--- START OF Data records ---
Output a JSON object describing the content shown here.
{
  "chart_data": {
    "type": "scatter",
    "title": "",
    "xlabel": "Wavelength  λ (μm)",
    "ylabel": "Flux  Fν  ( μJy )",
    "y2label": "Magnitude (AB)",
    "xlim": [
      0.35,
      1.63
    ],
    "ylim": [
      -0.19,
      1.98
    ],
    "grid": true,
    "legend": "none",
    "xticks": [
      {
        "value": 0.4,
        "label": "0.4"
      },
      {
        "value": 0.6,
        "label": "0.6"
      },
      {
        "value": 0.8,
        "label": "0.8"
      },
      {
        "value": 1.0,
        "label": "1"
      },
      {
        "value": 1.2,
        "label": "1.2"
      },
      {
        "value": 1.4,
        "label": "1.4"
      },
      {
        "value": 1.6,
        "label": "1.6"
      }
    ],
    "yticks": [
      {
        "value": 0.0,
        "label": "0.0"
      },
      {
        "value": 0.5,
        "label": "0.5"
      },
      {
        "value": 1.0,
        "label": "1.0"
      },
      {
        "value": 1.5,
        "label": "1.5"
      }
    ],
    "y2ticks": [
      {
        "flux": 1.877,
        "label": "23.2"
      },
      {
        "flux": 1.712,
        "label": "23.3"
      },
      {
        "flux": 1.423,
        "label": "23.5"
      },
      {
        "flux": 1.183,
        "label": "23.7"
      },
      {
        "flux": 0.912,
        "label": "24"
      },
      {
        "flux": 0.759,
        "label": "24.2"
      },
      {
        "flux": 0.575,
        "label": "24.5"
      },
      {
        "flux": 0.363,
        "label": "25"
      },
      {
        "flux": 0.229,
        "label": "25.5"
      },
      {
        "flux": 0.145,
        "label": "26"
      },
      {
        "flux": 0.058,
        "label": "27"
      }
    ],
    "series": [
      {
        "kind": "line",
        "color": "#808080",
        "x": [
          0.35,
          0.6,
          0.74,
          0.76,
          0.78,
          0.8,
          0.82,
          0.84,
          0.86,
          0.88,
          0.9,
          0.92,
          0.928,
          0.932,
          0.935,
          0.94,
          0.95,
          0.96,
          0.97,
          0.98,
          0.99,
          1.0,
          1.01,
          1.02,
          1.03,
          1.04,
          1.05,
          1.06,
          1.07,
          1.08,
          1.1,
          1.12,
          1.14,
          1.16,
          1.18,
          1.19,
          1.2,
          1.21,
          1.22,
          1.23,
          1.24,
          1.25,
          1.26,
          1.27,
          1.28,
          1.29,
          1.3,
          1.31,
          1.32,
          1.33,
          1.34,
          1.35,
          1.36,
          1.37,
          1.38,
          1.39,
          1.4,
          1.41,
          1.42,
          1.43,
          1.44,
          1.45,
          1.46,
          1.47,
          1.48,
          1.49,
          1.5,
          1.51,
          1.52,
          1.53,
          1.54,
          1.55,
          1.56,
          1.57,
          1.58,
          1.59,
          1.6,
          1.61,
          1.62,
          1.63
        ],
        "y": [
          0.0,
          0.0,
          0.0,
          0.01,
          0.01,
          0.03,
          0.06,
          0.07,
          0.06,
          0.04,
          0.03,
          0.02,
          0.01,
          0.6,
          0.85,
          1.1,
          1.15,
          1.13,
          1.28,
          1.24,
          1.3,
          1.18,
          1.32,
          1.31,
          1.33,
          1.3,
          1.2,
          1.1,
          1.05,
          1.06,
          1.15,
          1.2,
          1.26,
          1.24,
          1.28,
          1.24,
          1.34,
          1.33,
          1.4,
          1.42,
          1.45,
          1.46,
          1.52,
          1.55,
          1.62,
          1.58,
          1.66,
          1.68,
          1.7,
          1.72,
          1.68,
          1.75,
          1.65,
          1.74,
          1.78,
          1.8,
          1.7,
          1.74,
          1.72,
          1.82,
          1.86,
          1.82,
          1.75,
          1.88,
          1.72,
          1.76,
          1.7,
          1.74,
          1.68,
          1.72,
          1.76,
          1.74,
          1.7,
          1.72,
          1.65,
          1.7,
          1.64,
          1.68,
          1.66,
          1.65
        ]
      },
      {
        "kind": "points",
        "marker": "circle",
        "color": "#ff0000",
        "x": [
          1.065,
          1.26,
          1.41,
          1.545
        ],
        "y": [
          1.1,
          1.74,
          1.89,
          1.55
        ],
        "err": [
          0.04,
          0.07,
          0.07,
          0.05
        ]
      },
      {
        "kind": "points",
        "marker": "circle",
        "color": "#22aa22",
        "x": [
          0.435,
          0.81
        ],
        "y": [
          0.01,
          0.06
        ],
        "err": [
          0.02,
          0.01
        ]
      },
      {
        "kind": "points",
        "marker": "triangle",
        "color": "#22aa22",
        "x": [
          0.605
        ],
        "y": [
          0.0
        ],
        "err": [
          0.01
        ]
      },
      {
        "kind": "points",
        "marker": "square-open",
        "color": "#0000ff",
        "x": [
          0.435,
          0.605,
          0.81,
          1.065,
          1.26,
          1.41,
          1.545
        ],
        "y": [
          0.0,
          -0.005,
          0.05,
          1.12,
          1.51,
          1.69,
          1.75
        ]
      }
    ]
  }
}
--- END OF Data records ---
> Prompt: Select the lines that carry the string "marker" and copy them.

> Completed exercise:
        "marker": "circle",
        "marker": "circle",
        "marker": "triangle",
        "marker": "square-open",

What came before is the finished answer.